>> begin Record set

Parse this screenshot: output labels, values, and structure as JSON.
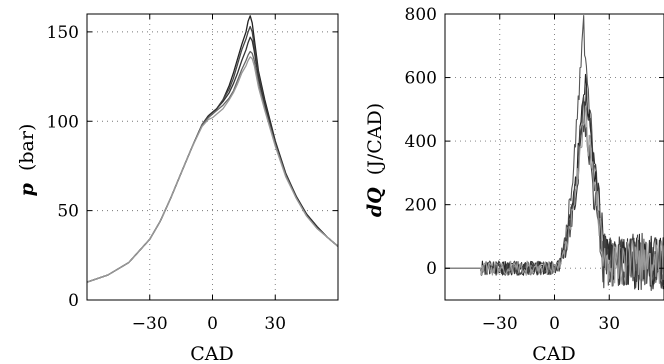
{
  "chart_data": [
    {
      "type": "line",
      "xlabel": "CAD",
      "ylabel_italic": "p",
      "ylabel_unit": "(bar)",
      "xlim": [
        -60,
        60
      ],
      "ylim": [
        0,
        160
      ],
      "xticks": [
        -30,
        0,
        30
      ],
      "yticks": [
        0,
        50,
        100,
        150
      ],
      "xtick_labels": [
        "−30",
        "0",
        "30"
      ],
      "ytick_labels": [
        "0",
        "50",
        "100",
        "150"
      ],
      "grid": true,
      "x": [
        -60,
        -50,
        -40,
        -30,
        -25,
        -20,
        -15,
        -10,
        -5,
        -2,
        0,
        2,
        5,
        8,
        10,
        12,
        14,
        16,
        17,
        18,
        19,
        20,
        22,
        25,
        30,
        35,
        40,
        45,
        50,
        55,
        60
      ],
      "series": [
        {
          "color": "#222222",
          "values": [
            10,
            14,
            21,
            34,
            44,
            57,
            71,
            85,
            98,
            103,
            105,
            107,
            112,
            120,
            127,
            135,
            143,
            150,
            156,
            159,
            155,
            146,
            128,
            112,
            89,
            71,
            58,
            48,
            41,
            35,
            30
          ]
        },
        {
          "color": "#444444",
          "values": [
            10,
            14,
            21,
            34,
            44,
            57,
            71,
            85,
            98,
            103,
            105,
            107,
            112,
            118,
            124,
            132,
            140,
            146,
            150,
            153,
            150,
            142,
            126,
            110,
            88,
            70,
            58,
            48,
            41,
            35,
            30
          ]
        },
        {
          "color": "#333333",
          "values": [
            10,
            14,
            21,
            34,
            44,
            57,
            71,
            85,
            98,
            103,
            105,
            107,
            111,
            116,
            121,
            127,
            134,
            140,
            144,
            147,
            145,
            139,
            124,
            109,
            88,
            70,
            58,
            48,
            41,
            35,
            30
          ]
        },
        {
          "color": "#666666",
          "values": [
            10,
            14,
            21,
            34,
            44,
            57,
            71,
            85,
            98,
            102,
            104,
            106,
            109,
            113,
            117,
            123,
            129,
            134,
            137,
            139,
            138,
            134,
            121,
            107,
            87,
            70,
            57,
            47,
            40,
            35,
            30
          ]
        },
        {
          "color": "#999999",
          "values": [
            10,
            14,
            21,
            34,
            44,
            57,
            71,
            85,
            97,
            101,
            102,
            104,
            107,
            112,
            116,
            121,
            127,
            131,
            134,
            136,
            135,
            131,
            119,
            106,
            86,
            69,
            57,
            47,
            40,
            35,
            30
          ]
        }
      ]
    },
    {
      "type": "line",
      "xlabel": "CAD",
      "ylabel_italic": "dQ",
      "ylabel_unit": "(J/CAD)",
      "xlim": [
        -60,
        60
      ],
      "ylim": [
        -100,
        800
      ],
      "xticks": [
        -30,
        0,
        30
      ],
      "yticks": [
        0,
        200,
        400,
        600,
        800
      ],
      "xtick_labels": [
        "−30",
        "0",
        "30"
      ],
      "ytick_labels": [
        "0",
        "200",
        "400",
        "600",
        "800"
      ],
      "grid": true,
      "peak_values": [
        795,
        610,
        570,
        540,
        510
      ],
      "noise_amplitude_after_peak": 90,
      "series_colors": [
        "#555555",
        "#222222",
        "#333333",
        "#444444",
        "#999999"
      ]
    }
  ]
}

>> end Record set
>> begin Record set

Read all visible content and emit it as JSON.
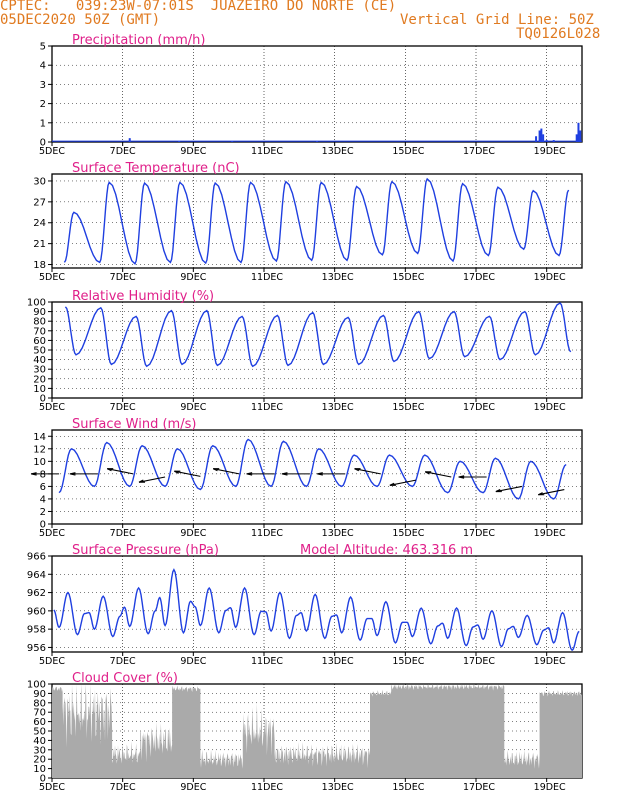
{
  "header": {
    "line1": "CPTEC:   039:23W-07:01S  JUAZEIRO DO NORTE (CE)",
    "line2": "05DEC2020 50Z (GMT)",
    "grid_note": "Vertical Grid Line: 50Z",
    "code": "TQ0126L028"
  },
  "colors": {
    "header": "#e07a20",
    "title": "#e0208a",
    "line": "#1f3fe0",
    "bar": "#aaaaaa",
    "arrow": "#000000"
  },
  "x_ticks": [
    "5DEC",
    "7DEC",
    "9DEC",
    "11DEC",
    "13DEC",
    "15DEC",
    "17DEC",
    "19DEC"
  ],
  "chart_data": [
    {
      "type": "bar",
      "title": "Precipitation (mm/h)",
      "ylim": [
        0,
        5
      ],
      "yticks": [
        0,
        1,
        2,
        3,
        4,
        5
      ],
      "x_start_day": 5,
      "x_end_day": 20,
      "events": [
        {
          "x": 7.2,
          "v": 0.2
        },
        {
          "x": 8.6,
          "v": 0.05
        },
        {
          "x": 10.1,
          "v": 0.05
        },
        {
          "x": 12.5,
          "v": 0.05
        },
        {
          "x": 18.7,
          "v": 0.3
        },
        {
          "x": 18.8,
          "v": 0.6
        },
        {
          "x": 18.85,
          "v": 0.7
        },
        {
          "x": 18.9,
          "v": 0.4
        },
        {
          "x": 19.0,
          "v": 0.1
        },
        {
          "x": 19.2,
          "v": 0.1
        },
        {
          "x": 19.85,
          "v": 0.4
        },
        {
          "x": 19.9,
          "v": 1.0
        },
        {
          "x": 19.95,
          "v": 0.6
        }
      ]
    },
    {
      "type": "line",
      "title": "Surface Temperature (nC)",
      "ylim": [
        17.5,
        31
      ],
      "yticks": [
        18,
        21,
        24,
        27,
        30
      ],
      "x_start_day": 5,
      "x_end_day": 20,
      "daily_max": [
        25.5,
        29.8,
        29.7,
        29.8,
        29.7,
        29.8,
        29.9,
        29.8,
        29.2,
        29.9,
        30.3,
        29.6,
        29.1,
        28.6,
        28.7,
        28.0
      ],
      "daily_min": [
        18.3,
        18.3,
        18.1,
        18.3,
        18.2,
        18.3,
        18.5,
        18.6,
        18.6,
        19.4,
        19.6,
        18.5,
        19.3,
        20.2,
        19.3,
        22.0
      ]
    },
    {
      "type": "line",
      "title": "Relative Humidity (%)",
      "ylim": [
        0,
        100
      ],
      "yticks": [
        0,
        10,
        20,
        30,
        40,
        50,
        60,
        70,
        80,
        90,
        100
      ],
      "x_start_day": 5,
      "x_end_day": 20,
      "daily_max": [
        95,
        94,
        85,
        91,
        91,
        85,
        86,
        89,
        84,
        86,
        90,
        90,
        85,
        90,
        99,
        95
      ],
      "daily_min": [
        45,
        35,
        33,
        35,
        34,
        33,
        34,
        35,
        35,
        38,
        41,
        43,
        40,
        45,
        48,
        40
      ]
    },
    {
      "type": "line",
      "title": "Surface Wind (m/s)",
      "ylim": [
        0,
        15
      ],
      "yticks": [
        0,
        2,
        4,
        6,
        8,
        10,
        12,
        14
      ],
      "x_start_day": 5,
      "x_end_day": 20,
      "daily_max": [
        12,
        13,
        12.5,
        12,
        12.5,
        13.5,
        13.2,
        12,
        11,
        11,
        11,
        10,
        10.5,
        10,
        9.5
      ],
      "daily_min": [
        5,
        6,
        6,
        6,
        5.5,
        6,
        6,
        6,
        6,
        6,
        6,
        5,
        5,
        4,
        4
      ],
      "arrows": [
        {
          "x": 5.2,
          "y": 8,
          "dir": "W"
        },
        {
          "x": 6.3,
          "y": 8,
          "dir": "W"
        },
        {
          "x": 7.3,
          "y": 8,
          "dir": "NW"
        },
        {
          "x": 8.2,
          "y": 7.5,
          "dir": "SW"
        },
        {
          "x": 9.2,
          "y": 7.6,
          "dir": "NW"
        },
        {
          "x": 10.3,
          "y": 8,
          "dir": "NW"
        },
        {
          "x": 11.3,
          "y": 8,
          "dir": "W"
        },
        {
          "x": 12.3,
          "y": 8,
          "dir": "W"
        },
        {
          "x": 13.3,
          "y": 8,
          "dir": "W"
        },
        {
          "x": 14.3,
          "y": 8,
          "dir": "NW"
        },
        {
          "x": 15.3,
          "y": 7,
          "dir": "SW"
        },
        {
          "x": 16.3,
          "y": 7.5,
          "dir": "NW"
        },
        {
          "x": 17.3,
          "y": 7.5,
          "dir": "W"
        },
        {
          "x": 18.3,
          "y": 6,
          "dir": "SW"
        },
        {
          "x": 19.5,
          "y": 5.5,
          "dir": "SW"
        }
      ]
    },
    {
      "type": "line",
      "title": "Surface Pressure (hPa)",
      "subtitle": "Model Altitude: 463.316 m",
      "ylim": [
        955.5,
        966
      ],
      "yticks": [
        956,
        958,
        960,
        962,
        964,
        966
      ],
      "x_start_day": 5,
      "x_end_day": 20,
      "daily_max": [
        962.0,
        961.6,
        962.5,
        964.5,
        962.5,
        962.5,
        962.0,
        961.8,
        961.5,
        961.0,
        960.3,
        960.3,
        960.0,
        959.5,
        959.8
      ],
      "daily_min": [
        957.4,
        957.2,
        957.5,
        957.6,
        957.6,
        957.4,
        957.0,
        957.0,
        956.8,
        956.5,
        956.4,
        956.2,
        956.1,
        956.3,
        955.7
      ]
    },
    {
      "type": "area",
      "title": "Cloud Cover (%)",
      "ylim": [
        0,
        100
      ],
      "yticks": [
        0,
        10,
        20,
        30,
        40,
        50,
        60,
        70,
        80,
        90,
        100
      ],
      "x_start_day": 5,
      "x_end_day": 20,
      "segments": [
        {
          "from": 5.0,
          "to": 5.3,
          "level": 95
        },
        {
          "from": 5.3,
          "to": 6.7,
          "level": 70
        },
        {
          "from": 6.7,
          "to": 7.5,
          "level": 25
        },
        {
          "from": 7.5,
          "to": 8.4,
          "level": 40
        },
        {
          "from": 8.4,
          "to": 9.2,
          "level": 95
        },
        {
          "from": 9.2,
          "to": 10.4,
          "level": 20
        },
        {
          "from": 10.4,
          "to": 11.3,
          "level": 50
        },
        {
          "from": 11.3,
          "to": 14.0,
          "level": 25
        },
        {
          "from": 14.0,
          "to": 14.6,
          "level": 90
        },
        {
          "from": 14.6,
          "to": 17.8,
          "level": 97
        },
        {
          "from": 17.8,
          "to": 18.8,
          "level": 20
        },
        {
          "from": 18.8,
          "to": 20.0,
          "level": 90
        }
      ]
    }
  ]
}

>> end Record set

— Given request —
Report how many lines of the preceding records include "from". Output the number only.

— Final result —
12